[Data excerpts]
▬▬▬

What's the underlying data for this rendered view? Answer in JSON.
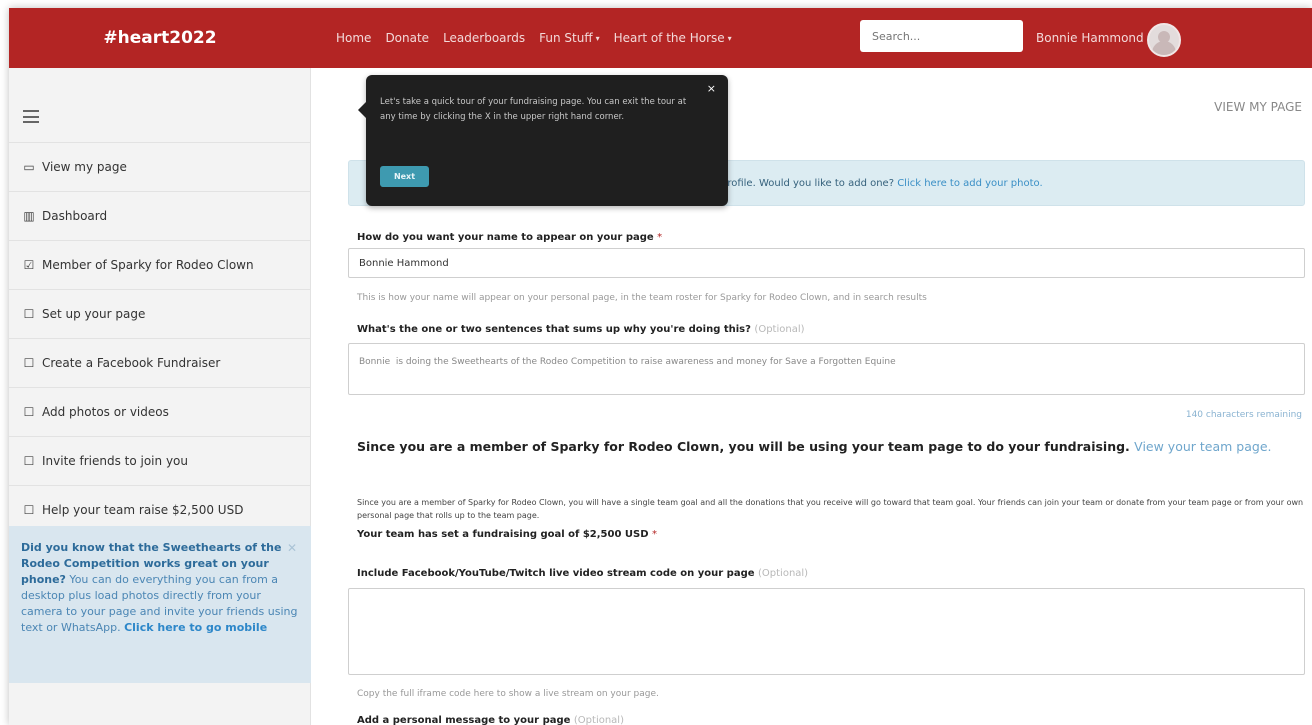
{
  "navbar": {
    "brand": "#heart2022",
    "links": [
      {
        "label": "Home"
      },
      {
        "label": "Donate"
      },
      {
        "label": "Leaderboards"
      },
      {
        "label": "Fun Stuff"
      },
      {
        "label": "Heart of the Horse"
      }
    ],
    "search_placeholder": "Search...",
    "user_name": "Bonnie Hammond",
    "color": "#b32524"
  },
  "sidebar": {
    "items": [
      {
        "icon": "monitor-icon",
        "label": "View my page"
      },
      {
        "icon": "bar-chart-icon",
        "label": "Dashboard"
      },
      {
        "icon": "checked-box-icon",
        "label": "Member of Sparky for Rodeo Clown"
      },
      {
        "icon": "checkbox-icon",
        "label": "Set up your page"
      },
      {
        "icon": "checkbox-icon",
        "label": "Create a Facebook Fundraiser"
      },
      {
        "icon": "checkbox-icon",
        "label": "Add photos or videos"
      },
      {
        "icon": "checkbox-icon",
        "label": "Invite friends to join you"
      },
      {
        "icon": "checkbox-icon",
        "label": "Help your team raise $2,500 USD"
      }
    ],
    "tip": {
      "bold": "Did you know that the Sweethearts of the Rodeo Competition works great on your phone?",
      "text": " You can do everything you can from a desktop plus load photos directly from your camera to your page and invite your friends using text or WhatsApp. ",
      "link": "Click here to go mobile"
    }
  },
  "main": {
    "view_my_page": "VIEW MY PAGE",
    "alert": {
      "text": "profile. Would you like to add one? ",
      "link": "Click here to add your photo."
    },
    "name_label": "How do you want your name to appear on your page",
    "name_value": "Bonnie Hammond",
    "name_help": "This is how your name will appear on your personal page, in the team roster for Sparky for Rodeo Clown, and in search results",
    "sentence_label": "What's the one or two sentences that sums up why you're doing this?",
    "optional": "(Optional)",
    "sentence_value": "Bonnie  is doing the Sweethearts of the Rodeo Competition to raise awareness and money for Save a Forgotten Equine",
    "chars_remaining": "140 characters remaining",
    "team_heading": "Since you are a member of Sparky for Rodeo Clown, you will be using your team page to do your fundraising.",
    "team_link": "View your team page.",
    "team_paragraph": "Since you are a member of Sparky for Rodeo Clown, you will have a single team goal and all the donations that you receive will go toward that team goal. Your friends can join your team or donate from your team page or from your own personal page that rolls up to the team page.",
    "goal_label": "Your team has set a fundraising goal of $2,500 USD",
    "stream_label": "Include Facebook/YouTube/Twitch live video stream code on your page",
    "stream_help": "Copy the full iframe code here to show a live stream on your page.",
    "message_label": "Add a personal message to your page"
  },
  "tour": {
    "text": "Let's take a quick tour of your fundraising page. You can exit the tour at any time by clicking the X in the upper right hand corner.",
    "next_label": "Next",
    "close": "×"
  }
}
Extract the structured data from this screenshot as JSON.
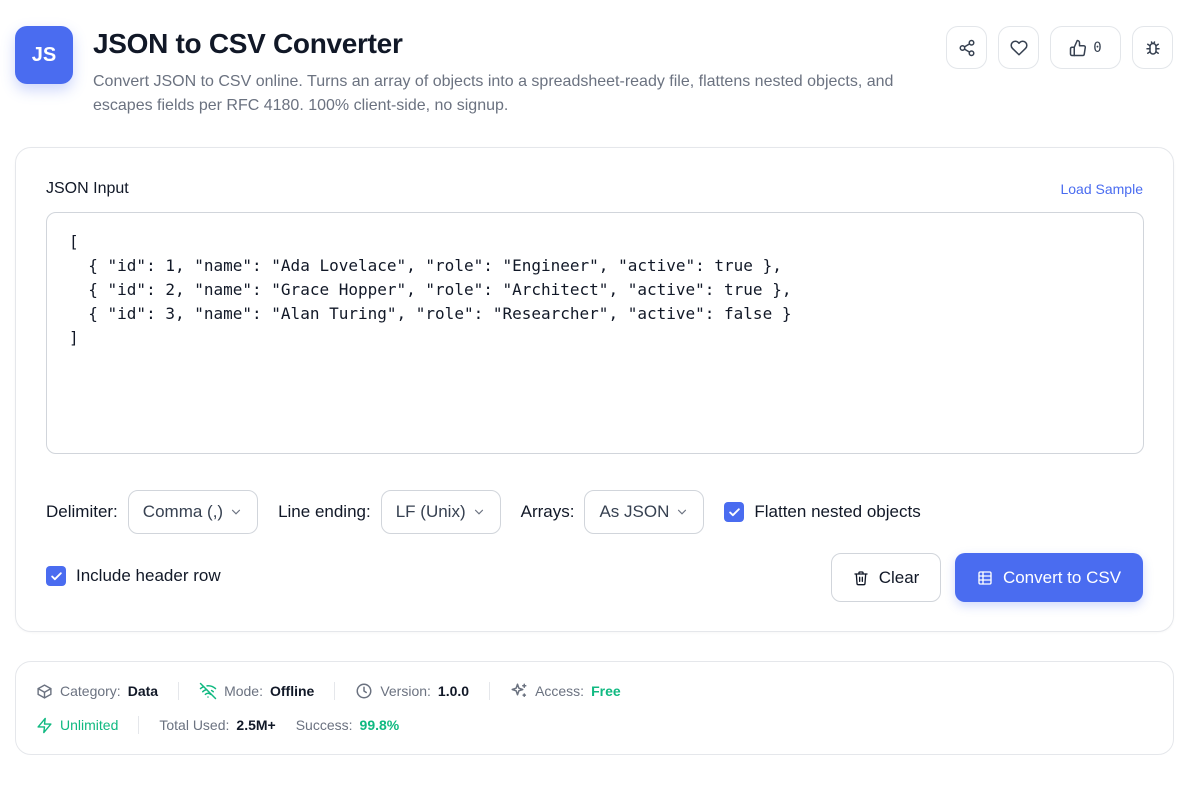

▬▬▬

TASK TO CARRY OUT. How many lines in the records above contain the word "stream"? Give only the number.

TASK OUTPUT. 2